● **Stated goal**: Scan the entries below for the word "object". Copy each line that has it.

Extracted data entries
===============
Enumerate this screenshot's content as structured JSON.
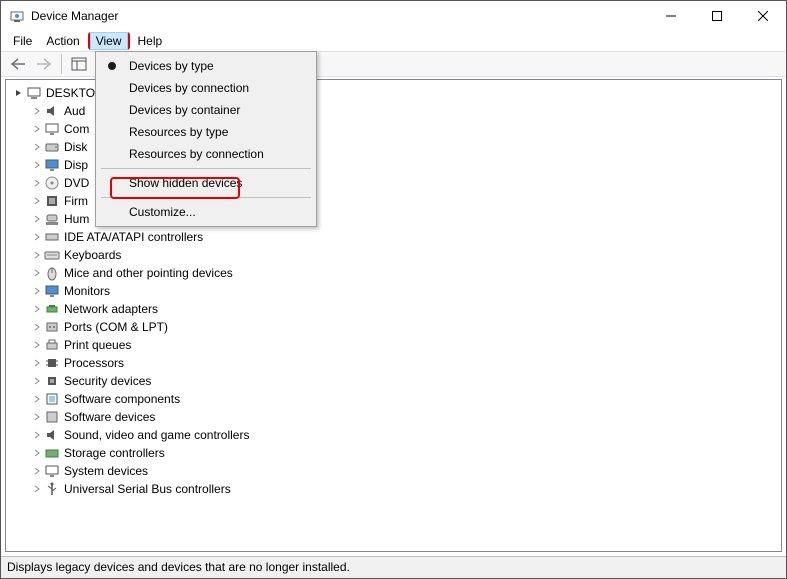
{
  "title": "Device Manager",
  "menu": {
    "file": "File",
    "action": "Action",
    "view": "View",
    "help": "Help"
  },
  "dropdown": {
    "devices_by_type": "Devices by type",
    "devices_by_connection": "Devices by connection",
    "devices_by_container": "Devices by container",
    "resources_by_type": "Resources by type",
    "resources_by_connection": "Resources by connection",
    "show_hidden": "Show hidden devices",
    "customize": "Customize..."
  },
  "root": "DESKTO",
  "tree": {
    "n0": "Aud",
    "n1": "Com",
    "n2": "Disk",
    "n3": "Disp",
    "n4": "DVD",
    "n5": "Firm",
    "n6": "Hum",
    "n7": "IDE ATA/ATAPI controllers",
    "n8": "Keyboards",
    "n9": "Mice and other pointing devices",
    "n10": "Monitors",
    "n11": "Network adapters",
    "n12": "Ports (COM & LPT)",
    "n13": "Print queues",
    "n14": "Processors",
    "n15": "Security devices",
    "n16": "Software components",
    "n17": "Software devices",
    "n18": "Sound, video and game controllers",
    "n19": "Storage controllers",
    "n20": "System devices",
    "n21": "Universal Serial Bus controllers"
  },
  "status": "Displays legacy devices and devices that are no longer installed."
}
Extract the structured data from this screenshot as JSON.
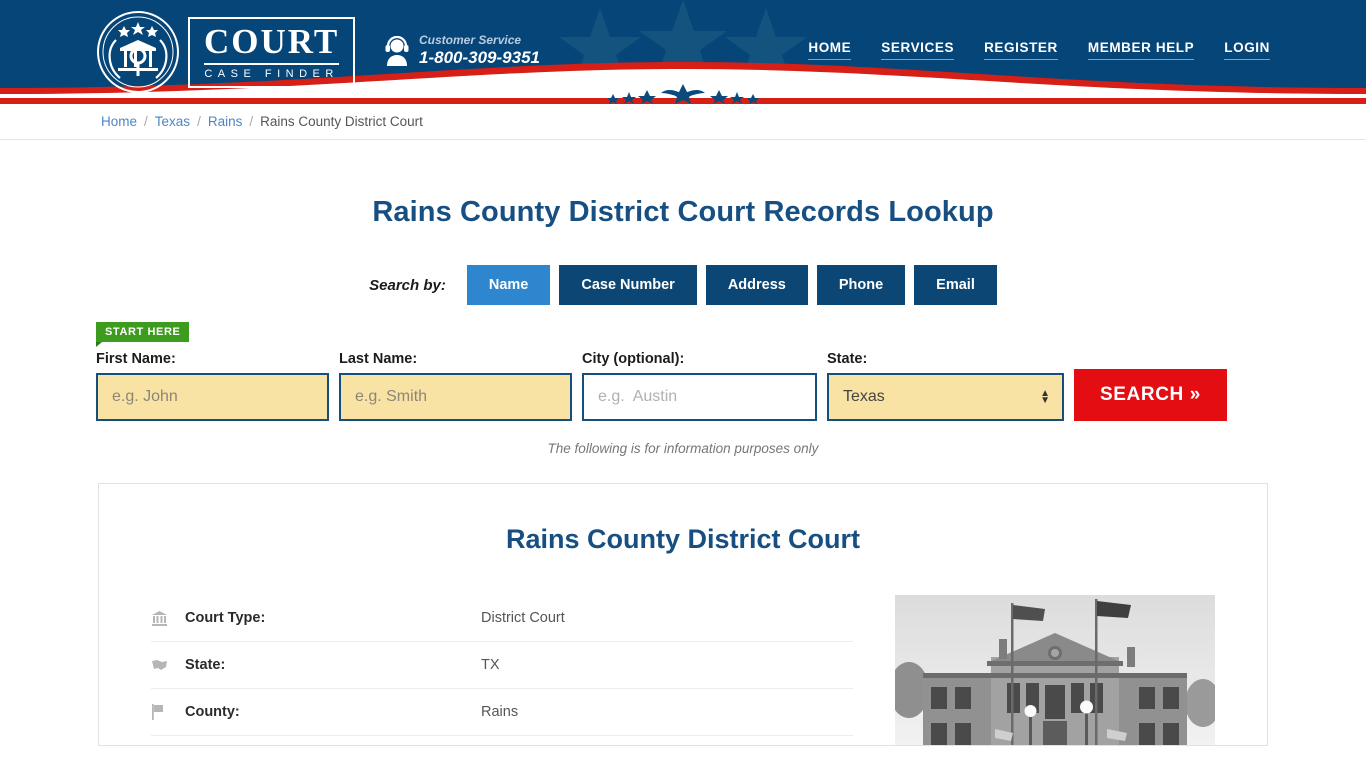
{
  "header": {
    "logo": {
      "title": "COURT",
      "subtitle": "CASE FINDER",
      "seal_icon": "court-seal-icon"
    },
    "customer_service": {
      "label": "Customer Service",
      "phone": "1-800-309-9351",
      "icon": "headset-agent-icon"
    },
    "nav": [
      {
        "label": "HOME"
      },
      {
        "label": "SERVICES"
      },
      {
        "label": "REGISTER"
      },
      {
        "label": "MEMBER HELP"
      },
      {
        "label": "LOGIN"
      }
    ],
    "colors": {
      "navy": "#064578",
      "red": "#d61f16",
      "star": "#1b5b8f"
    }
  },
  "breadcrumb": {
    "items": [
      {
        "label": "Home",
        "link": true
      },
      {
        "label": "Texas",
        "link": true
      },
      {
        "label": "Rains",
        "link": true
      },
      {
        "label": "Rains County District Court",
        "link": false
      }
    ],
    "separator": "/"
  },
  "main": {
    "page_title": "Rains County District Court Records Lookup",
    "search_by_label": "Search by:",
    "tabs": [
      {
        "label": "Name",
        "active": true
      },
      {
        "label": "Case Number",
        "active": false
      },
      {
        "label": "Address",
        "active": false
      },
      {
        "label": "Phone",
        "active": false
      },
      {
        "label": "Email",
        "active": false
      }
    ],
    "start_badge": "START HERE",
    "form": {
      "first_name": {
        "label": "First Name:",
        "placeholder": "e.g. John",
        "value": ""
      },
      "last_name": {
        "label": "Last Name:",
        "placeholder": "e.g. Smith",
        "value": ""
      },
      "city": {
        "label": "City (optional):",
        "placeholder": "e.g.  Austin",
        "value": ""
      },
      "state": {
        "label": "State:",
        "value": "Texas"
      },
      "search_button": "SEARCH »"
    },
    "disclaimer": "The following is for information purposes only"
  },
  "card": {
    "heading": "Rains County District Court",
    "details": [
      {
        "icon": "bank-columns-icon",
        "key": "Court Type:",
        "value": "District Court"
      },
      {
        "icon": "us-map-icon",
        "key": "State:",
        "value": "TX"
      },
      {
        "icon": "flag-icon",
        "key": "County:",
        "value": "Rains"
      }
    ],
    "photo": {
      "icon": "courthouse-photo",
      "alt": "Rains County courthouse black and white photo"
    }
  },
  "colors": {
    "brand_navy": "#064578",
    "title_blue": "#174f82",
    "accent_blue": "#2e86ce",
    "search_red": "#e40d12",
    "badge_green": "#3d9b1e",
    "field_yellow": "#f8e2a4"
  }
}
===============
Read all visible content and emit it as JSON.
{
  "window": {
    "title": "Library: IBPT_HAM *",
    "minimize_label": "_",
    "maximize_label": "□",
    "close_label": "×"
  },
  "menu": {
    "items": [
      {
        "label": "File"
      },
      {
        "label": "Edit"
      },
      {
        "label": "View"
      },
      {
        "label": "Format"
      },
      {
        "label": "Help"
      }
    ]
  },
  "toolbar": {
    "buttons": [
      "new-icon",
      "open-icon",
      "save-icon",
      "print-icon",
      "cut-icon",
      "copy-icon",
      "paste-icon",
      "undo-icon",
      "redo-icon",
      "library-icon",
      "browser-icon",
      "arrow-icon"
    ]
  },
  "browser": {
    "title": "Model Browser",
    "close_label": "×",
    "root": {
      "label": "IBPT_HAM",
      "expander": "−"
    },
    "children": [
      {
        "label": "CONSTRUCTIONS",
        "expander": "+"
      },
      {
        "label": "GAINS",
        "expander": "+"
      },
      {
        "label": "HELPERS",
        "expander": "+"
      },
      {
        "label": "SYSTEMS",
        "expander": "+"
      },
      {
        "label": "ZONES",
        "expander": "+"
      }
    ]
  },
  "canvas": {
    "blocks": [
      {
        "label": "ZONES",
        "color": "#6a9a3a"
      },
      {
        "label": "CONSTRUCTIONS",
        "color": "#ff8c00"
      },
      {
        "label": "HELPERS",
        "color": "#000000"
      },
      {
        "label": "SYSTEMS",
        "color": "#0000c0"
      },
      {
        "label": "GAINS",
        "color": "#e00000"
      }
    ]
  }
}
===============
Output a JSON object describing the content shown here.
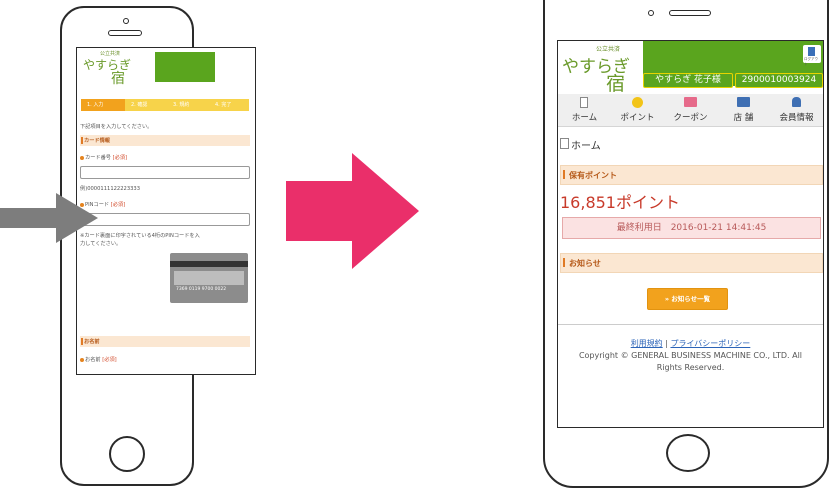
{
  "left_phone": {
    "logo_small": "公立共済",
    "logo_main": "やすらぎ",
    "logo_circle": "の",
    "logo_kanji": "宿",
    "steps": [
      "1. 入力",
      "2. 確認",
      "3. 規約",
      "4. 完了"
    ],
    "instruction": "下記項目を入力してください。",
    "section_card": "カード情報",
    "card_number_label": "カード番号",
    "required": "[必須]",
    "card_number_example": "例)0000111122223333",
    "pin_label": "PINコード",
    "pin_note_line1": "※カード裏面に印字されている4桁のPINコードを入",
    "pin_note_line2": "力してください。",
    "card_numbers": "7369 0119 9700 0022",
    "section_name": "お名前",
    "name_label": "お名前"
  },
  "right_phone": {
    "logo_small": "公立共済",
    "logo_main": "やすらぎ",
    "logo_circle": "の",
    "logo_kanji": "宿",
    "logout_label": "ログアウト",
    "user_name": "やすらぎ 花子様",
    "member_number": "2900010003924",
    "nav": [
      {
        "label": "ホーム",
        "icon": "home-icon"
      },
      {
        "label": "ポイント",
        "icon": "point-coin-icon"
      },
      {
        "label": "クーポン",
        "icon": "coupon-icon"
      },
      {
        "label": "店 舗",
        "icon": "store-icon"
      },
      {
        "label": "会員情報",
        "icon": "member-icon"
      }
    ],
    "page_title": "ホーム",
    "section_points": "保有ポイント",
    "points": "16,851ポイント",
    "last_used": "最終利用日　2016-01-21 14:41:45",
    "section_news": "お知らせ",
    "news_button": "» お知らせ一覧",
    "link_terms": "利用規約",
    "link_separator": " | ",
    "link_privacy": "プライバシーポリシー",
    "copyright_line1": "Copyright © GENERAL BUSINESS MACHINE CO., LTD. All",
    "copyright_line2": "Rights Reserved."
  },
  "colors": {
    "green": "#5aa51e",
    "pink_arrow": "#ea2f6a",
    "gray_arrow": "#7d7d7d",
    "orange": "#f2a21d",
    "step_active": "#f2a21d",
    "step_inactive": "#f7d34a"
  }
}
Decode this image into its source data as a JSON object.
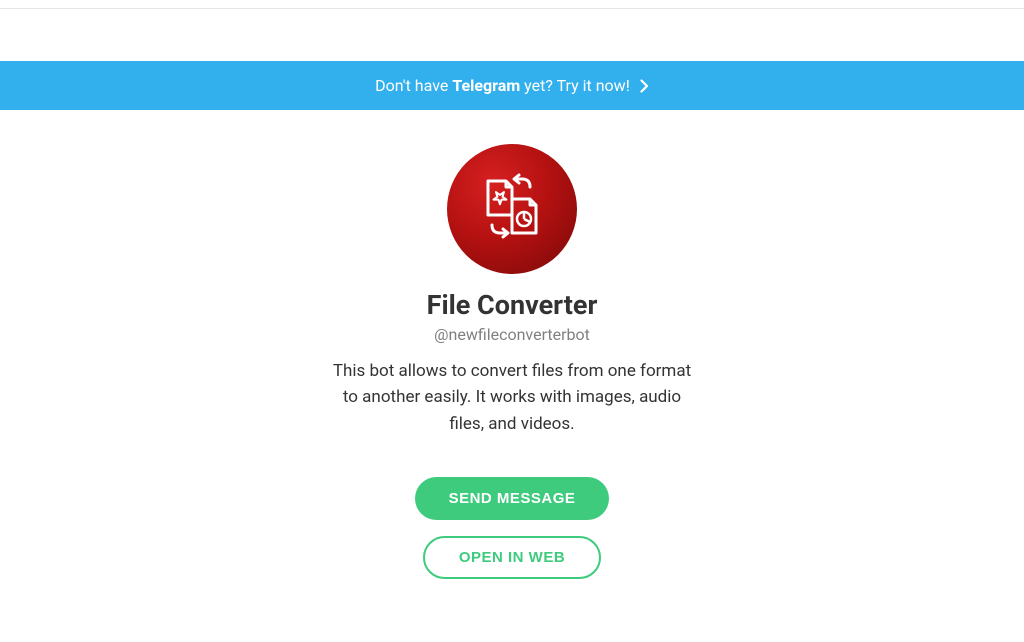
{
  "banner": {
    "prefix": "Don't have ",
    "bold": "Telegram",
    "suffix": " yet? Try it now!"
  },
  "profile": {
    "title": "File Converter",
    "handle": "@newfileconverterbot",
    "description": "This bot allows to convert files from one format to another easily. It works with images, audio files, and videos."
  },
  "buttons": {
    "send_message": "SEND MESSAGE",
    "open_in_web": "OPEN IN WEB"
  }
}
===============
● **In response**:
Output a JSON object describing the content shown here.
Decode this image into its source data as a JSON object.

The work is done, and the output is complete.